• _Exercise brief_
Go through the records and show each line where the word "this" occurs.

• _Supplied material_
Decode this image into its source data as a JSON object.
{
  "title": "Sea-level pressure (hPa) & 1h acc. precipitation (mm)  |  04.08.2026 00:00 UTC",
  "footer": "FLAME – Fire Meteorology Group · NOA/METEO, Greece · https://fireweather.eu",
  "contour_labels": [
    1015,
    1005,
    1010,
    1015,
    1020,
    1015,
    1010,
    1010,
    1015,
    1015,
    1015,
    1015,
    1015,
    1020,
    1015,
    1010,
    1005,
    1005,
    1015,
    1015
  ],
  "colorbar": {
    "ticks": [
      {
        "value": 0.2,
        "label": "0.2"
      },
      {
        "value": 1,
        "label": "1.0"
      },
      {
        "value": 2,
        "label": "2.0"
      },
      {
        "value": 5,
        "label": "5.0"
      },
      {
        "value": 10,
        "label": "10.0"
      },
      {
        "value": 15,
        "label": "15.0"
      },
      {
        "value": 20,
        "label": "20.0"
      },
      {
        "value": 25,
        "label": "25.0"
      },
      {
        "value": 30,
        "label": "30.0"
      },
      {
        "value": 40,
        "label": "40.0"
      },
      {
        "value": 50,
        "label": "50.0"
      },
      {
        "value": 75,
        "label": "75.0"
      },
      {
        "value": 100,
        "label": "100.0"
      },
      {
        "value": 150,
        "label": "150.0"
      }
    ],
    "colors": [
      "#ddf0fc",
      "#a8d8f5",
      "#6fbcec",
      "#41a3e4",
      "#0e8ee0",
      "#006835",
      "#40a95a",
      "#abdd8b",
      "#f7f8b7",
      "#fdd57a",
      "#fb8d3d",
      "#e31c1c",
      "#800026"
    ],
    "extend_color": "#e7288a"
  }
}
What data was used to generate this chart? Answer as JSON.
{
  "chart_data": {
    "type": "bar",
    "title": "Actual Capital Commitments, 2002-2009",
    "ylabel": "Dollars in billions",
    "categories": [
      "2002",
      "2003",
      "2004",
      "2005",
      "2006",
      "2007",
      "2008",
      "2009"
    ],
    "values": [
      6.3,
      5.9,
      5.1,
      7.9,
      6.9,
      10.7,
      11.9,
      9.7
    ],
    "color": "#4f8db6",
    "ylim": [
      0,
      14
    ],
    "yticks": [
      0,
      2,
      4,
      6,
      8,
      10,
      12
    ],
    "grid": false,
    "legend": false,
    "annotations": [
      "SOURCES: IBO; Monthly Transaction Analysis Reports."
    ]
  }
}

• _Reply to the exercise_
Decode this image into its source data as a JSON object.
What data was used to generate this chart? Answer as JSON.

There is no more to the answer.